Data extracted from a collection
● ● ● ● ●

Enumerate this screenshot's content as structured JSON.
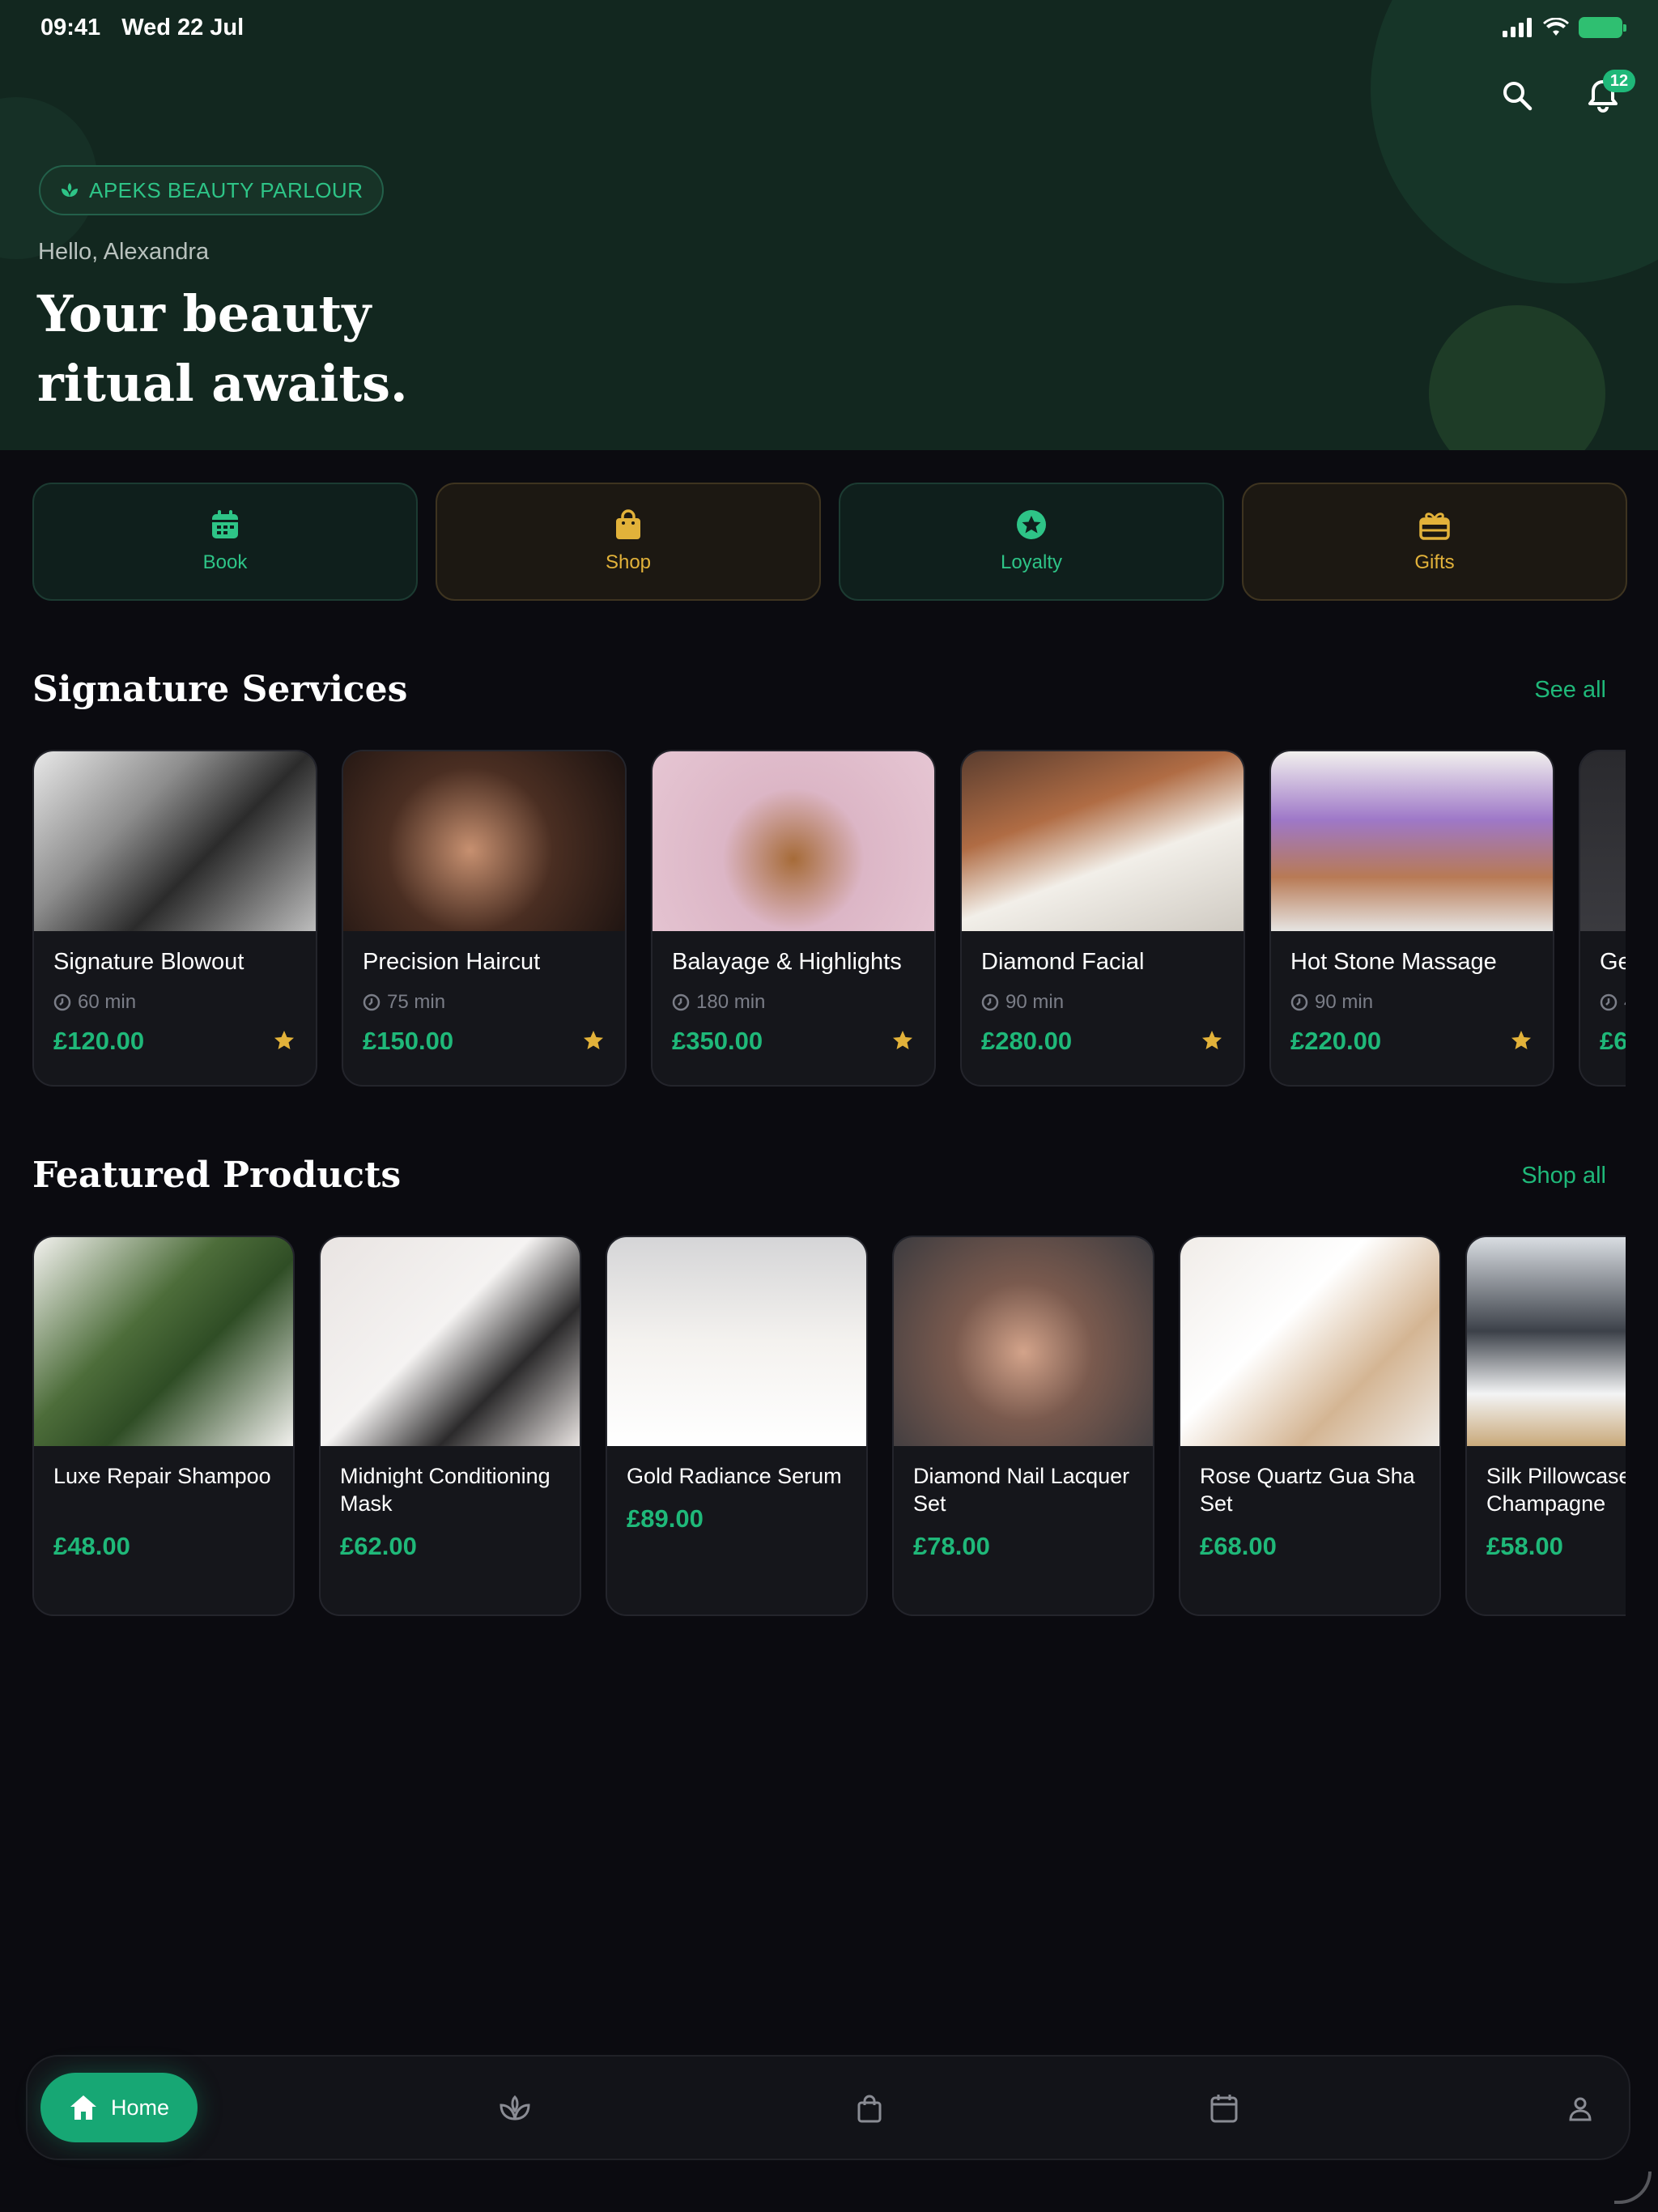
{
  "status_bar": {
    "time": "09:41",
    "date": "Wed 22 Jul"
  },
  "header": {
    "brand": "APEKS BEAUTY PARLOUR",
    "greeting": "Hello, Alexandra",
    "headline": "Your beauty ritual awaits.",
    "notifications_count": "12",
    "icons": {
      "search": "search-icon",
      "bell": "bell-icon"
    }
  },
  "quick_actions": [
    {
      "label": "Book",
      "icon": "calendar-icon",
      "color": "#2ec487"
    },
    {
      "label": "Shop",
      "icon": "shopping-bag-icon",
      "color": "#e2b23a"
    },
    {
      "label": "Loyalty",
      "icon": "star-badge-icon",
      "color": "#2ec487"
    },
    {
      "label": "Gifts",
      "icon": "gift-icon",
      "color": "#e2b23a"
    }
  ],
  "services_section": {
    "title": "Signature Services",
    "link": "See all",
    "items": [
      {
        "name": "Signature Blowout",
        "duration": "60 min",
        "price": "£120.00"
      },
      {
        "name": "Precision Haircut",
        "duration": "75 min",
        "price": "£150.00"
      },
      {
        "name": "Balayage & Highlights",
        "duration": "180 min",
        "price": "£350.00"
      },
      {
        "name": "Diamond Facial",
        "duration": "90 min",
        "price": "£280.00"
      },
      {
        "name": "Hot Stone Massage",
        "duration": "90 min",
        "price": "£220.00"
      },
      {
        "name": "Ge",
        "duration": "4",
        "price": "£6"
      }
    ]
  },
  "products_section": {
    "title": "Featured Products",
    "link": "Shop all",
    "items": [
      {
        "name": "Luxe Repair Shampoo",
        "price": "£48.00"
      },
      {
        "name": "Midnight Conditioning Mask",
        "price": "£62.00"
      },
      {
        "name": "Gold Radiance Serum",
        "price": "£89.00"
      },
      {
        "name": "Diamond Nail Lacquer Set",
        "price": "£78.00"
      },
      {
        "name": "Rose Quartz Gua Sha Set",
        "price": "£68.00"
      },
      {
        "name": "Silk Pillowcase Champagne",
        "price": "£58.00"
      }
    ]
  },
  "bottom_nav": {
    "active_label": "Home",
    "items": [
      "home-icon",
      "lotus-icon",
      "shopping-bag-icon",
      "calendar-icon",
      "profile-icon"
    ]
  },
  "colors": {
    "accent": "#1fb879",
    "gold": "#e2b23a",
    "header_bg": "#12271f",
    "page_bg": "#0b0b10"
  }
}
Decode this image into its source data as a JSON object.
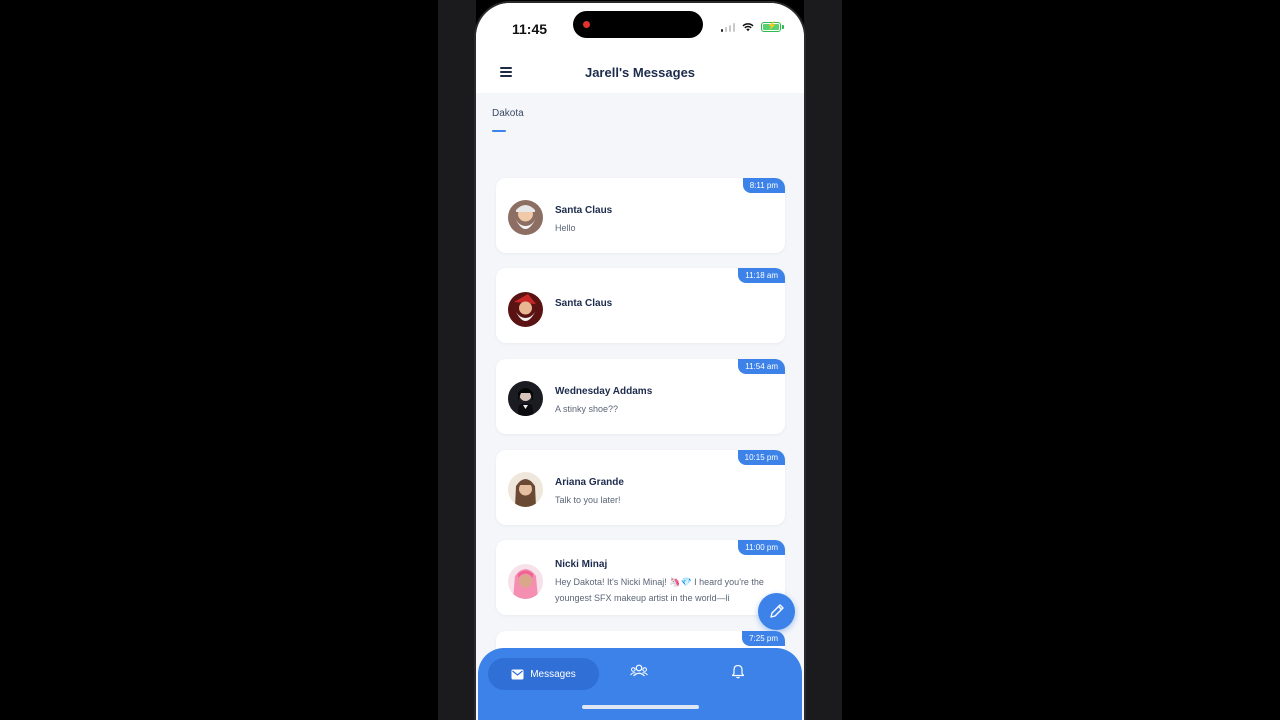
{
  "status_bar": {
    "time": "11:45"
  },
  "app_bar": {
    "title": "Jarell's Messages"
  },
  "tabs": [
    {
      "label": "Dakota",
      "selected": true
    }
  ],
  "conversations": [
    {
      "name": "Santa Claus",
      "preview": "Hello",
      "time": "8:11 pm"
    },
    {
      "name": "Santa Claus",
      "preview": "",
      "time": "11:18 am"
    },
    {
      "name": "Wednesday Addams",
      "preview": "A stinky shoe??",
      "time": "11:54 am"
    },
    {
      "name": "Ariana Grande",
      "preview": "Talk to you later!",
      "time": "10:15 pm"
    },
    {
      "name": "Nicki Minaj",
      "preview": "Hey Dakota! It's Nicki Minaj! 🦄💎 I heard you're the youngest SFX makeup artist in the world—li",
      "time": "11:00 pm"
    },
    {
      "name": "",
      "preview": "",
      "time": "7:25 pm"
    }
  ],
  "bottom_nav": {
    "messages_label": "Messages",
    "icons": [
      "mail-icon",
      "users-icon",
      "bell-icon"
    ]
  },
  "fab": {
    "icon": "pencil-icon"
  },
  "colors": {
    "accent": "#3d82e8",
    "title": "#1d2b4c",
    "background": "#f4f6f9"
  }
}
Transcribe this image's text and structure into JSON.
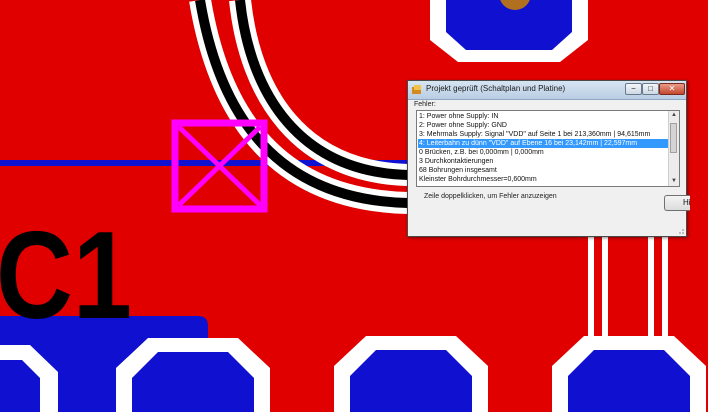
{
  "board": {
    "silkscreen_label": "C1",
    "colors": {
      "top_copper": "#e00000",
      "bottom_copper": "#1010d0",
      "pad_clearance": "#ffffff",
      "trace": "#000000",
      "marker": "#ff00ff",
      "drill": "#b07020"
    }
  },
  "dialog": {
    "title": "Projekt geprüft (Schaltplan und Platine)",
    "section_label": "Fehler:",
    "items": [
      "1: Power ohne Supply: IN",
      "2: Power ohne Supply: GND",
      "3: Mehrmals Supply:  Signal \"VDD\" auf Seite 1 bei 213,360mm | 94,615mm",
      "4: Leiterbahn zu dünn \"VDD\" auf Ebene 16 bei 23,142mm | 22,597mm",
      "0 Brücken, z.B. bei 0,000mm | 0,000mm",
      "3 Durchkontaktierungen",
      "68 Bohrungen insgesamt",
      "Kleinster Bohrdurchmesser=0,600mm"
    ],
    "selected_index": 3,
    "hint": "Zeile doppelklicken, um Fehler anzuzeigen",
    "help_button": "Hilfe",
    "window_buttons": {
      "minimize": "−",
      "maximize": "□",
      "close": "✕"
    }
  }
}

● ● ● ● ●

> The problem: Copy every record above exactly, leaving out any pictures.

> Solution for this task:
Enumerate this screenshot's content as structured JSON.
{
  "status_bar": {
    "time": "09:41",
    "date": "Wed 22 Jul"
  },
  "header": {
    "brand": "APEKS BEAUTY PARLOUR",
    "greeting": "Hello, Alexandra",
    "headline": "Your beauty ritual awaits.",
    "notifications_count": "12",
    "icons": {
      "search": "search-icon",
      "bell": "bell-icon"
    }
  },
  "quick_actions": [
    {
      "label": "Book",
      "icon": "calendar-icon",
      "color": "#2ec487"
    },
    {
      "label": "Shop",
      "icon": "shopping-bag-icon",
      "color": "#e2b23a"
    },
    {
      "label": "Loyalty",
      "icon": "star-badge-icon",
      "color": "#2ec487"
    },
    {
      "label": "Gifts",
      "icon": "gift-icon",
      "color": "#e2b23a"
    }
  ],
  "services_section": {
    "title": "Signature Services",
    "link": "See all",
    "items": [
      {
        "name": "Signature Blowout",
        "duration": "60 min",
        "price": "£120.00"
      },
      {
        "name": "Precision Haircut",
        "duration": "75 min",
        "price": "£150.00"
      },
      {
        "name": "Balayage & Highlights",
        "duration": "180 min",
        "price": "£350.00"
      },
      {
        "name": "Diamond Facial",
        "duration": "90 min",
        "price": "£280.00"
      },
      {
        "name": "Hot Stone Massage",
        "duration": "90 min",
        "price": "£220.00"
      },
      {
        "name": "Ge",
        "duration": "4",
        "price": "£6"
      }
    ]
  },
  "products_section": {
    "title": "Featured Products",
    "link": "Shop all",
    "items": [
      {
        "name": "Luxe Repair Shampoo",
        "price": "£48.00"
      },
      {
        "name": "Midnight Conditioning Mask",
        "price": "£62.00"
      },
      {
        "name": "Gold Radiance Serum",
        "price": "£89.00"
      },
      {
        "name": "Diamond Nail Lacquer Set",
        "price": "£78.00"
      },
      {
        "name": "Rose Quartz Gua Sha Set",
        "price": "£68.00"
      },
      {
        "name": "Silk Pillowcase Champagne",
        "price": "£58.00"
      }
    ]
  },
  "bottom_nav": {
    "active_label": "Home",
    "items": [
      "home-icon",
      "lotus-icon",
      "shopping-bag-icon",
      "calendar-icon",
      "profile-icon"
    ]
  },
  "colors": {
    "accent": "#1fb879",
    "gold": "#e2b23a",
    "header_bg": "#12271f",
    "page_bg": "#0b0b10"
  }
}
Decode this image into its source data as a JSON object.
{
  "status_bar": {
    "time": "11:45"
  },
  "app_bar": {
    "title": "Jarell's Messages"
  },
  "tabs": [
    {
      "label": "Dakota",
      "selected": true
    }
  ],
  "conversations": [
    {
      "name": "Santa Claus",
      "preview": "Hello",
      "time": "8:11 pm"
    },
    {
      "name": "Santa Claus",
      "preview": "",
      "time": "11:18 am"
    },
    {
      "name": "Wednesday Addams",
      "preview": "A stinky shoe??",
      "time": "11:54 am"
    },
    {
      "name": "Ariana Grande",
      "preview": "Talk to you later!",
      "time": "10:15 pm"
    },
    {
      "name": "Nicki Minaj",
      "preview": "Hey Dakota! It's Nicki Minaj! 🦄💎 I heard you're the youngest SFX makeup artist in the world—li",
      "time": "11:00 pm"
    },
    {
      "name": "",
      "preview": "",
      "time": "7:25 pm"
    }
  ],
  "bottom_nav": {
    "messages_label": "Messages",
    "icons": [
      "mail-icon",
      "users-icon",
      "bell-icon"
    ]
  },
  "fab": {
    "icon": "pencil-icon"
  },
  "colors": {
    "accent": "#3d82e8",
    "title": "#1d2b4c",
    "background": "#f4f6f9"
  }
}
Transcribe this image's text and structure into JSON.
{
  "board": {
    "silkscreen_label": "C1",
    "colors": {
      "top_copper": "#e00000",
      "bottom_copper": "#1010d0",
      "pad_clearance": "#ffffff",
      "trace": "#000000",
      "marker": "#ff00ff",
      "drill": "#b07020"
    }
  },
  "dialog": {
    "title": "Projekt geprüft (Schaltplan und Platine)",
    "section_label": "Fehler:",
    "items": [
      "1: Power ohne Supply: IN",
      "2: Power ohne Supply: GND",
      "3: Mehrmals Supply:  Signal \"VDD\" auf Seite 1 bei 213,360mm | 94,615mm",
      "4: Leiterbahn zu dünn \"VDD\" auf Ebene 16 bei 23,142mm | 22,597mm",
      "0 Brücken, z.B. bei 0,000mm | 0,000mm",
      "3 Durchkontaktierungen",
      "68 Bohrungen insgesamt",
      "Kleinster Bohrdurchmesser=0,600mm"
    ],
    "selected_index": 3,
    "hint": "Zeile doppelklicken, um Fehler anzuzeigen",
    "help_button": "Hilfe",
    "window_buttons": {
      "minimize": "−",
      "maximize": "□",
      "close": "✕"
    }
  }
}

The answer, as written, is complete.